[Records]
+---+
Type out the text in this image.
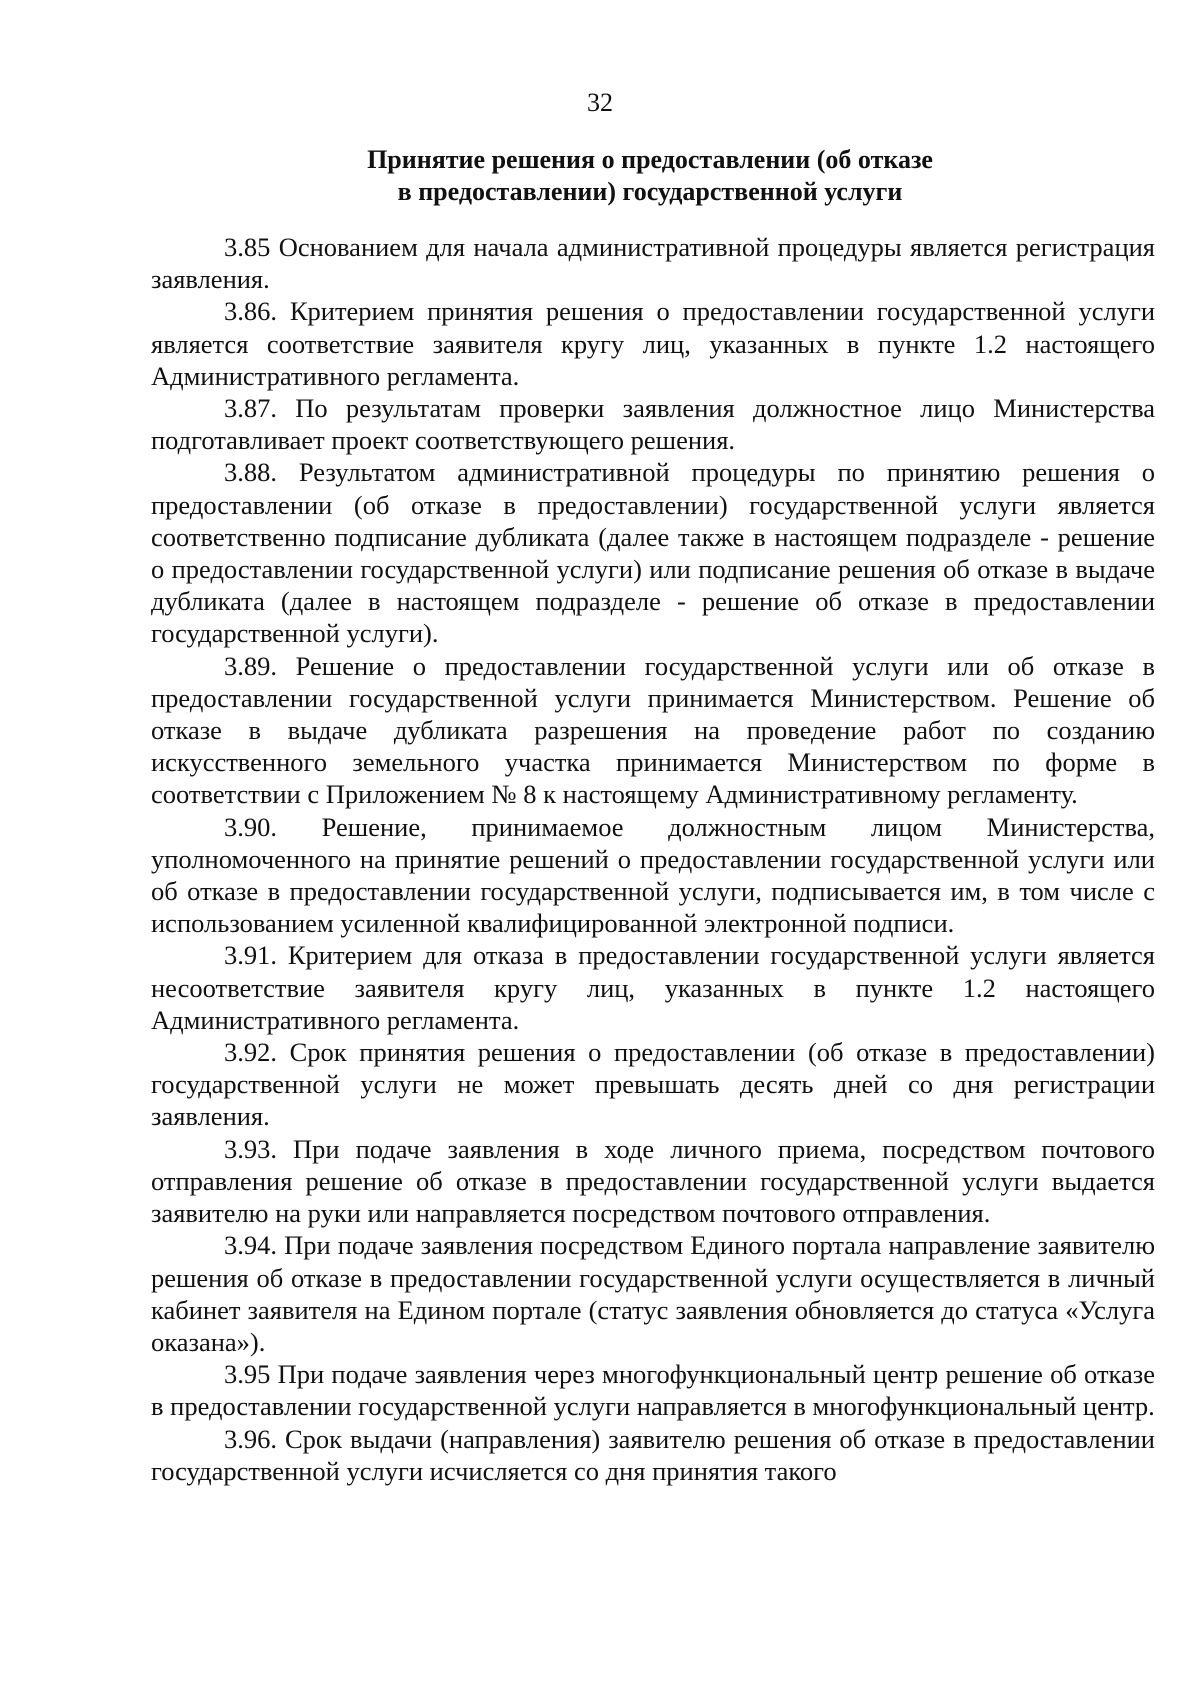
32
Принятие решения о предоставлении (об отказе
в предоставлении) государственной услуги

3.85 Основанием для начала административной процедуры является регистрация заявления.

3.86. Критерием принятия решения о предоставлении государственной услуги является соответствие заявителя кругу лиц, указанных в пункте 1.2 настоящего Административного регламента.

3.87. По результатам проверки заявления должностное лицо Министерства подготавливает проект соответствующего решения.

3.88. Результатом административной процедуры по принятию решения о предоставлении (об отказе в предоставлении) государственной услуги является соответственно подписание дубликата (далее также в настоящем подразделе - решение о предоставлении государственной услуги) или подписание решения об отказе в выдаче дубликата (далее в настоящем подразделе - решение об отказе в предоставлении государственной услуги).

3.89. Решение о предоставлении государственной услуги или об отказе в предоставлении государственной услуги принимается Министерством. Решение об отказе в выдаче дубликата разрешения на проведение работ по созданию искусственного земельного участка принимается Министерством по форме в соответствии с Приложением № 8 к настоящему Административному регламенту.

3.90. Решение, принимаемое должностным лицом Министерства, уполномоченного на принятие решений о предоставлении государственной услуги или об отказе в предоставлении государственной услуги, подписывается им, в том числе с использованием усиленной квалифицированной электронной подписи.

3.91. Критерием для отказа в предоставлении государственной услуги является несоответствие заявителя кругу лиц, указанных в пункте 1.2 настоящего Административного регламента.

3.92. Срок принятия решения о предоставлении (об отказе в предоставлении) государственной услуги не может превышать десять дней со дня регистрации заявления.

3.93. При подаче заявления в ходе личного приема, посредством почтового отправления решение об отказе в предоставлении государственной услуги выдается заявителю на руки или направляется посредством почтового отправления.

3.94. При подаче заявления посредством Единого портала направление заявителю решения об отказе в предоставлении государственной услуги осуществляется в личный кабинет заявителя на Едином портале (статус заявления обновляется до статуса «Услуга оказана»).

3.95 При подаче заявления через многофункциональный центр решение об отказе в предоставлении государственной услуги направляется в многофункциональный центр.

3.96. Срок выдачи (направления) заявителю решения об отказе в предоставлении государственной услуги исчисляется со дня принятия такого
+---+
How many lines of these entries contain the string "административной"? Reply with the number alone.

2